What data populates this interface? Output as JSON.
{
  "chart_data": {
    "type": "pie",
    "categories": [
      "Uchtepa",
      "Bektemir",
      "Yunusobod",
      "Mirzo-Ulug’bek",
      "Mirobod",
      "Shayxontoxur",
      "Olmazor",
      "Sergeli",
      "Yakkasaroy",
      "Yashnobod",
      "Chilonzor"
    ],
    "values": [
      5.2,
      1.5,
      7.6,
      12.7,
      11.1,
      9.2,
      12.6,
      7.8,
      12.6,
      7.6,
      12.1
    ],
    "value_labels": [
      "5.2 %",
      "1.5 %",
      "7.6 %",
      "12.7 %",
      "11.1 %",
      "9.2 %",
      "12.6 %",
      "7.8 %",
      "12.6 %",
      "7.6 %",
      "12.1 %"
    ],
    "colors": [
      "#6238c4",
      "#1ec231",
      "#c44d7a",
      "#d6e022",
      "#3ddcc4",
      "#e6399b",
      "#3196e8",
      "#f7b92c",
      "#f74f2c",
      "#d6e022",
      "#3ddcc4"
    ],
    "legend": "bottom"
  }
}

────────

_GOAL:_ Each line of the listing above should be output exactly.

_EXERCISE RESULT:_
What data populates this interface? Output as JSON.
{
  "chart_data": {
    "type": "pie",
    "categories": [
      "Uchtepa",
      "Bektemir",
      "Yunusobod",
      "Mirzo-Ulug’bek",
      "Mirobod",
      "Shayxontoxur",
      "Olmazor",
      "Sergeli",
      "Yakkasaroy",
      "Yashnobod",
      "Chilonzor"
    ],
    "values": [
      5.2,
      1.5,
      7.6,
      12.7,
      11.1,
      9.2,
      12.6,
      7.8,
      12.6,
      7.6,
      12.1
    ],
    "value_labels": [
      "5.2 %",
      "1.5 %",
      "7.6 %",
      "12.7 %",
      "11.1 %",
      "9.2 %",
      "12.6 %",
      "7.8 %",
      "12.6 %",
      "7.6 %",
      "12.1 %"
    ],
    "colors": [
      "#6238c4",
      "#1ec231",
      "#c44d7a",
      "#d6e022",
      "#3ddcc4",
      "#e6399b",
      "#3196e8",
      "#f7b92c",
      "#f74f2c",
      "#d6e022",
      "#3ddcc4"
    ],
    "legend": "bottom"
  }
}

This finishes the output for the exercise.